QUOTED TEXT:
Just as a data-point, Mojo Nation is a large, dynamic, comms-intensive
application that was built through and through with no notion of "connection".
Actually that isn't quite true -- we did sort of accidentally fall into using
the notion of "connection" for one thing, and that mistake has been the cause
of our single biggest performance problem throughout Mojo Nation's history
including the present release.
(Indeed, my fear is that even though the "connection" abstraction is deceptive
and awkward, it is so familiar to theorists like Dean, implementors like Bill,
and most importantly to programmers, that we will be forced to use it. But
I would like to explore the alternatives first...)
> g) *All* timeouts are either for bottom-up or top-down reasons. Everything
> in the middle is confused.
Sounds good!
> h) Bottom-up timeouts are meta-information about the deployment
> environment, and should *never* appear in application code.
Sounds great!
> i) Top-down timeouts are *unrelated* to comm.
Bingo!
> j) The "every ref is a sturdy ref" issue is unrelated to time-outs.
Whoops -- there are definitely important interactions between ERiaSR,
impatience policies, ordering guarantees, at-most-once guarantees, etc. To
wit:
If ERwaSR, then the underlying comms implementation couldn't notify the
application code that a "connection" were "broken", (i.e. that impatience had
been triggered) by smashing the LiveRefs. I consider this to be a *feature* of
ERiaSR, because I don't want the comms implementation signalling *up* like that
-- I want impatience to be implemented solely in application code (although of
course with help from E) and I want the underlying comms implementation to be
incapable of breaking my promises in my application code. (This is why MarcS's
custom impatience policy[1], while very cool, isn't good enough, because now
*either* the custom impatience policy *or* the underlying comms
implementation's impatience policy can trigger my impatience handler.)

STORED ROWS:
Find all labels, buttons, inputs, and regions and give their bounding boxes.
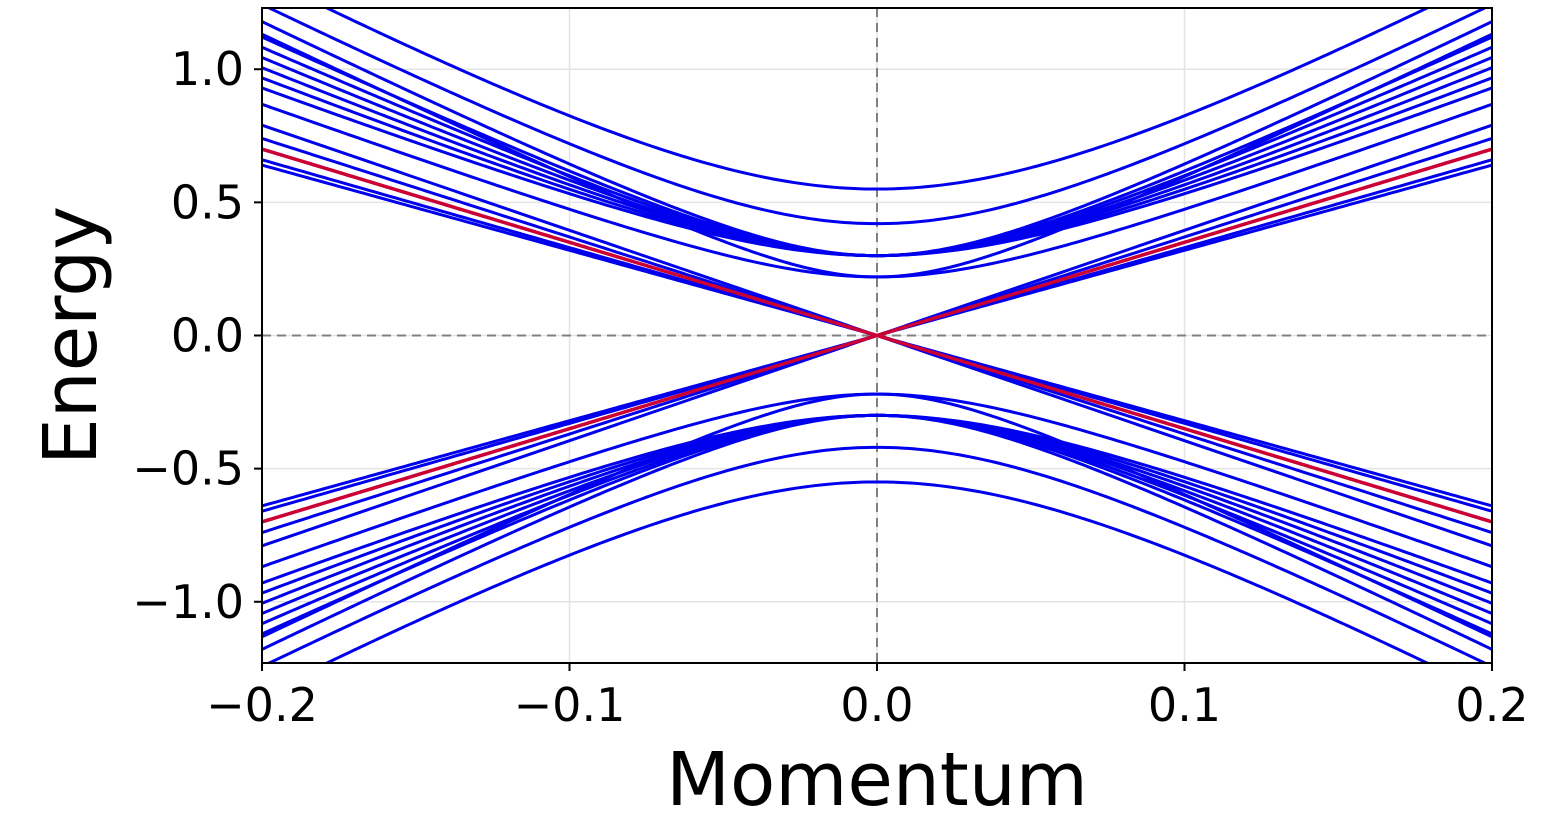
y-axis-title: Energy	[28, 206, 114, 465]
band-line-lower-1	[265, 445, 1489, 663]
band-line-upper-0	[323, 8, 1431, 191]
x-axis-ticks: −0.2 −0.1 0.0 0.1 0.2	[206, 663, 1529, 732]
band-line-lower-9	[262, 413, 1492, 585]
y-tick-label: 0.0	[171, 309, 244, 363]
highlighted-band	[262, 147, 1492, 524]
x-tick-label: 0.2	[1455, 678, 1528, 732]
y-tick-label: 0.5	[171, 175, 244, 229]
x-tick-label: −0.1	[514, 678, 626, 732]
x-axis-title: Momentum	[666, 737, 1088, 823]
y-axis-ticks: −1.0 −0.5 0.0 0.5 1.0	[132, 42, 262, 629]
band-line-lower-10	[262, 392, 1492, 569]
highlighted-band-line-lower	[262, 333, 1492, 524]
x-tick-label: 0.0	[840, 678, 913, 732]
band-line-upper-10	[262, 102, 1492, 279]
y-tick-label: 1.0	[171, 42, 244, 96]
band-line-lower-0	[323, 480, 1431, 663]
band-line-upper-9	[262, 86, 1492, 258]
x-tick-label: 0.1	[1148, 678, 1221, 732]
y-tick-label: −1.0	[132, 575, 244, 629]
band-line-upper-1	[265, 8, 1489, 226]
y-tick-label: −0.5	[132, 442, 244, 496]
x-tick-label: −0.2	[206, 678, 318, 732]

INSTRUCTIONS TO FOLLOW: Copy out the passage of the message on connections and timeouts, from "Just as a data-point, Mojo" up to and including "Sounds good!".

EXERCISE RESULT:
Just as a data-point, Mojo Nation is a large, dynamic, comms-intensive
application that was built through and through with no notion of "connection".
Actually that isn't quite true -- we did sort of accidentally fall into using
the notion of "connection" for one thing, and that mistake has been the cause
of our single biggest performance problem throughout Mojo Nation's history
including the present release.
(Indeed, my fear is that even though the "connection" abstraction is deceptive
and awkward, it is so familiar to theorists like Dean, implementors like Bill,
and most importantly to programmers, that we will be forced to use it. But
I would like to explore the alternatives first...)
> g) *All* timeouts are either for bottom-up or top-down reasons. Everything
> in the middle is confused.
Sounds good!